### [MATERIAL SUPPLIED]
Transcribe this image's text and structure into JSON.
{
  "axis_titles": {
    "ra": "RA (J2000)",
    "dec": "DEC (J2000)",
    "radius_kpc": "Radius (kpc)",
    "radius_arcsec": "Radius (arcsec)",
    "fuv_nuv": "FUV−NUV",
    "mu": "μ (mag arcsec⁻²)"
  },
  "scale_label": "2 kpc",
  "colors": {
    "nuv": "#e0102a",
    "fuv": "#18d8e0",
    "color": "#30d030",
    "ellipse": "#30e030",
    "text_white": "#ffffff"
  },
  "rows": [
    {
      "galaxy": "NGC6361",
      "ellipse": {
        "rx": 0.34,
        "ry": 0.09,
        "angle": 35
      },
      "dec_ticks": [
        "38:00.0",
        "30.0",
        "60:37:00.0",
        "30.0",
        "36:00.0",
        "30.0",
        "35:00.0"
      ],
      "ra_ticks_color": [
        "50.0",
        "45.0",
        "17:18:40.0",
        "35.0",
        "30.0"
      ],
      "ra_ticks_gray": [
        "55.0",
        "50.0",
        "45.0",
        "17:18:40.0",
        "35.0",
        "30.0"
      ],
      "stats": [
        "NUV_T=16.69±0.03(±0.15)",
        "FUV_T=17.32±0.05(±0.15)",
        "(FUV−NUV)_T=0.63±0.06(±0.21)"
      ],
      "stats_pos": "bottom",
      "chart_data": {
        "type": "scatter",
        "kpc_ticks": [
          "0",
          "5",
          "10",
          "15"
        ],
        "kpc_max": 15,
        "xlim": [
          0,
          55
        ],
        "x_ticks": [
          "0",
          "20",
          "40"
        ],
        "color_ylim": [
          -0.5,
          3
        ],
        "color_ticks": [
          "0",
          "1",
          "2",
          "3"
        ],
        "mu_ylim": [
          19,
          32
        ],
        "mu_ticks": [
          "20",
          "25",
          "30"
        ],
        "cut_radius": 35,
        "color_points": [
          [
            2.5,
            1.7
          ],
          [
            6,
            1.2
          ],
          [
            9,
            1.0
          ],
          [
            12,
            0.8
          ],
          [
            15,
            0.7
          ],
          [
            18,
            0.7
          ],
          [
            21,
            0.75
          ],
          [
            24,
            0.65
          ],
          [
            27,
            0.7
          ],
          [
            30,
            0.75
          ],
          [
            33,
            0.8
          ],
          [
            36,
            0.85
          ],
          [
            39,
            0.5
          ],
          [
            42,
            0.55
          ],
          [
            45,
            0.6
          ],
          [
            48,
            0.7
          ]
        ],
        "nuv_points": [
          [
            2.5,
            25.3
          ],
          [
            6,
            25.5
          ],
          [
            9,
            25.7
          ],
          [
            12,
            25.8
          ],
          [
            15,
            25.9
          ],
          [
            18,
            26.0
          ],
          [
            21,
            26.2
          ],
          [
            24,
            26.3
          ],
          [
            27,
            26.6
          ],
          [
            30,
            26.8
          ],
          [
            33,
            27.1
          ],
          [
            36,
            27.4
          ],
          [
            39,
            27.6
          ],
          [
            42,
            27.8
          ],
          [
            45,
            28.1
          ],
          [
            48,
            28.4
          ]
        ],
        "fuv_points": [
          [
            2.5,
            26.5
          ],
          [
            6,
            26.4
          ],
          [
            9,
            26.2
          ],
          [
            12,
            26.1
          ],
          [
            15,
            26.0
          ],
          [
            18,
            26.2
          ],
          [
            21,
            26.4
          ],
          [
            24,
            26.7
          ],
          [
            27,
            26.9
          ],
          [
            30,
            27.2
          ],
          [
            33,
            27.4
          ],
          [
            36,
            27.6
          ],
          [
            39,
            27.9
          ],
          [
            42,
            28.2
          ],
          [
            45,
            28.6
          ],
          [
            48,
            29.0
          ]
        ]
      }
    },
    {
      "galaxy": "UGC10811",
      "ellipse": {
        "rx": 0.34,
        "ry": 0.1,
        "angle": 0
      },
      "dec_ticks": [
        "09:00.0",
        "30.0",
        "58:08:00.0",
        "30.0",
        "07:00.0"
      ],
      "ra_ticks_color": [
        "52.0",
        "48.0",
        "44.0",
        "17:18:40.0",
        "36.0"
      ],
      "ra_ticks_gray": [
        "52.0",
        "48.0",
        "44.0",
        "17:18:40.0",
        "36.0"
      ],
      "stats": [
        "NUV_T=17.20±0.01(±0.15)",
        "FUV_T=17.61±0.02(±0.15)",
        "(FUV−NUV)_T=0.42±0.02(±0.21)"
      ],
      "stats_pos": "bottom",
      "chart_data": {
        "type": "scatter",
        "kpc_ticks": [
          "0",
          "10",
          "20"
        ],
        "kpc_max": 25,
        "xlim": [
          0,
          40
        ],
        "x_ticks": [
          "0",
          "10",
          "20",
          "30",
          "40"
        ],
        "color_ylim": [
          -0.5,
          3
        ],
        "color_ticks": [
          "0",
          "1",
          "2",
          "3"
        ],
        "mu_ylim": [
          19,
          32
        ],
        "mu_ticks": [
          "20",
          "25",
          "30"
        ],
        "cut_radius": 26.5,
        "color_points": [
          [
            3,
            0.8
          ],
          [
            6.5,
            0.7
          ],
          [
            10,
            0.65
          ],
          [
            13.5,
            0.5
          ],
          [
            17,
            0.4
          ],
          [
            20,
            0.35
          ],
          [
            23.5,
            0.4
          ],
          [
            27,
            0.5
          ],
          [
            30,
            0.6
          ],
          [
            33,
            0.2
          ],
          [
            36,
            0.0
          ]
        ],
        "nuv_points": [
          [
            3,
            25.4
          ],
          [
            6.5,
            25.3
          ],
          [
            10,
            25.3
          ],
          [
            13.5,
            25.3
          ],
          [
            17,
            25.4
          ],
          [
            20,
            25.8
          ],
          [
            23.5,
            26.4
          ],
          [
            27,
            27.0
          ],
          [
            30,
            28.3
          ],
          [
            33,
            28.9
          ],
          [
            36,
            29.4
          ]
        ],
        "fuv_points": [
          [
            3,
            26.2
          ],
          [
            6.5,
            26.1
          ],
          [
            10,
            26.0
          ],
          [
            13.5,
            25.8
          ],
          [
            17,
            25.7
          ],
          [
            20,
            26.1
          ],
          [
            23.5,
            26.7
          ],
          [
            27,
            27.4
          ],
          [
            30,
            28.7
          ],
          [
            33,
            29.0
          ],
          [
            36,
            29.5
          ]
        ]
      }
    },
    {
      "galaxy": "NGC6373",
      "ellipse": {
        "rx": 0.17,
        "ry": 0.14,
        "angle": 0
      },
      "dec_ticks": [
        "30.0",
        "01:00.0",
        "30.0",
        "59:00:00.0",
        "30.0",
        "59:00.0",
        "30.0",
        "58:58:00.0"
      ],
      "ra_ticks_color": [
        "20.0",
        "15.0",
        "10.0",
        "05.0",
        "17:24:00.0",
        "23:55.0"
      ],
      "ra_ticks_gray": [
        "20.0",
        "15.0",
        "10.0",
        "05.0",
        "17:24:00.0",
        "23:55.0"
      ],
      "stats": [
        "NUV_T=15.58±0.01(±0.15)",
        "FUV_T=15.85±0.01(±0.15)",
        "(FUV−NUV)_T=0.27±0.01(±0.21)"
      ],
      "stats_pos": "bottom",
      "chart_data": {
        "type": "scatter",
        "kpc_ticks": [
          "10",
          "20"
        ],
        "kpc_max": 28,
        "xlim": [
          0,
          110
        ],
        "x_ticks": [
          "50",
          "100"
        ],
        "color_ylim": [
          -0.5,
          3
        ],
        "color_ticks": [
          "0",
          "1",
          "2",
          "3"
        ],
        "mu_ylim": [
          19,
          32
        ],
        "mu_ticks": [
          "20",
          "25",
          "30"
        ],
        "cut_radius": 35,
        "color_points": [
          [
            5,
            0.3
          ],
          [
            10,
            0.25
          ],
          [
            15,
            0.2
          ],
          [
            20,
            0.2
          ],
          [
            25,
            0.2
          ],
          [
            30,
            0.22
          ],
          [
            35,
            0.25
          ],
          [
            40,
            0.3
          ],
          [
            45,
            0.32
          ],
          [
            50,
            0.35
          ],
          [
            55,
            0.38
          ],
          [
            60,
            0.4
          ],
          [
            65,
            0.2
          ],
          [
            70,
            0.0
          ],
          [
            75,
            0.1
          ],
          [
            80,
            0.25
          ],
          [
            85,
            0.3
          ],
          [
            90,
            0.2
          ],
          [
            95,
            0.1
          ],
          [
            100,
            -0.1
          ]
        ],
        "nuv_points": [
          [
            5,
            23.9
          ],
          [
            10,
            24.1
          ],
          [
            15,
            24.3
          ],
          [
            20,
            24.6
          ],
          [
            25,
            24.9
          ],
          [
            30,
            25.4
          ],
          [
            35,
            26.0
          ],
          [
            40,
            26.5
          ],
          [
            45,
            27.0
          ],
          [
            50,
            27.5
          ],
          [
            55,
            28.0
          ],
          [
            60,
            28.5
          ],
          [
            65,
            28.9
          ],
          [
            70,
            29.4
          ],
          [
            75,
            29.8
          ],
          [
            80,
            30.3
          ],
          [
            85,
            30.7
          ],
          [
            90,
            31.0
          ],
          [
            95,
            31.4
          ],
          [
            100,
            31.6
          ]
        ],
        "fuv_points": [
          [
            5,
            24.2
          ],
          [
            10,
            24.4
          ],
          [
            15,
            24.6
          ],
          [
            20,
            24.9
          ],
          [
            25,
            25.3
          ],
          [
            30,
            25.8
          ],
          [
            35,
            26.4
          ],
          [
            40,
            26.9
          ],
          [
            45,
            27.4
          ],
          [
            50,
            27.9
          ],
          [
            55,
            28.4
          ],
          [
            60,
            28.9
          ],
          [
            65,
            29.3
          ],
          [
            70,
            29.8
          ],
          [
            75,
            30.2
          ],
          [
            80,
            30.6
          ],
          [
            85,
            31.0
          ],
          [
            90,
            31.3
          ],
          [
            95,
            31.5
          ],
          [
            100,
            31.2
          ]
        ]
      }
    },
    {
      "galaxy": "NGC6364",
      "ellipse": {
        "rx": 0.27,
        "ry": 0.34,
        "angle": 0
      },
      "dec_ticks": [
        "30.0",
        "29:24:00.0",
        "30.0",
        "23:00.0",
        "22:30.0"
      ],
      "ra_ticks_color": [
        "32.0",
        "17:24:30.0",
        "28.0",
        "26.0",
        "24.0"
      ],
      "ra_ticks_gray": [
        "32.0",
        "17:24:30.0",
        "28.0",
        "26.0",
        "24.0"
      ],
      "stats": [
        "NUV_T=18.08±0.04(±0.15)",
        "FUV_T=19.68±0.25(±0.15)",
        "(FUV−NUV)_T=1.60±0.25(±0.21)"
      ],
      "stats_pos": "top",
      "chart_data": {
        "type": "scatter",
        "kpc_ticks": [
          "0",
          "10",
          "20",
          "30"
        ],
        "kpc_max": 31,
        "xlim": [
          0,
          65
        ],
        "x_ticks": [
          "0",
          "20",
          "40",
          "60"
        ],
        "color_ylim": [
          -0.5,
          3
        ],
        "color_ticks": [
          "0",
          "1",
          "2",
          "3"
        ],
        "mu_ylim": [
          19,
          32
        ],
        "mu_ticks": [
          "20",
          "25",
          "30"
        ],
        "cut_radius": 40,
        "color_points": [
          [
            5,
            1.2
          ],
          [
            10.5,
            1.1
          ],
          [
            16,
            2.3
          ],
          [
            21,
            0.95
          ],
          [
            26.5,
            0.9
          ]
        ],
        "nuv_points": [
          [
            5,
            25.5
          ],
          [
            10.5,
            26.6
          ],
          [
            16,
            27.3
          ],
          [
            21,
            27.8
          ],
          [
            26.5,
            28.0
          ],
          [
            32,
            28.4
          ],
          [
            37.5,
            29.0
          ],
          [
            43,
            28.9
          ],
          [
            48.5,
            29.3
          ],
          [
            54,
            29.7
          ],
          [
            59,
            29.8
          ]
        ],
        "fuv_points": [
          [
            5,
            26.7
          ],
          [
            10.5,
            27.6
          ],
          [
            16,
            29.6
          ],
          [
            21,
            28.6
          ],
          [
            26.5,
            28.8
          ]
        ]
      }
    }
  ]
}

### [THE REQUEST]
Each line above that includes "galaxy" should be shown.

### [COMPLETE OUTPUT]
      "galaxy": "NGC6361",
      "galaxy": "UGC10811",
      "galaxy": "NGC6373",
      "galaxy": "NGC6364",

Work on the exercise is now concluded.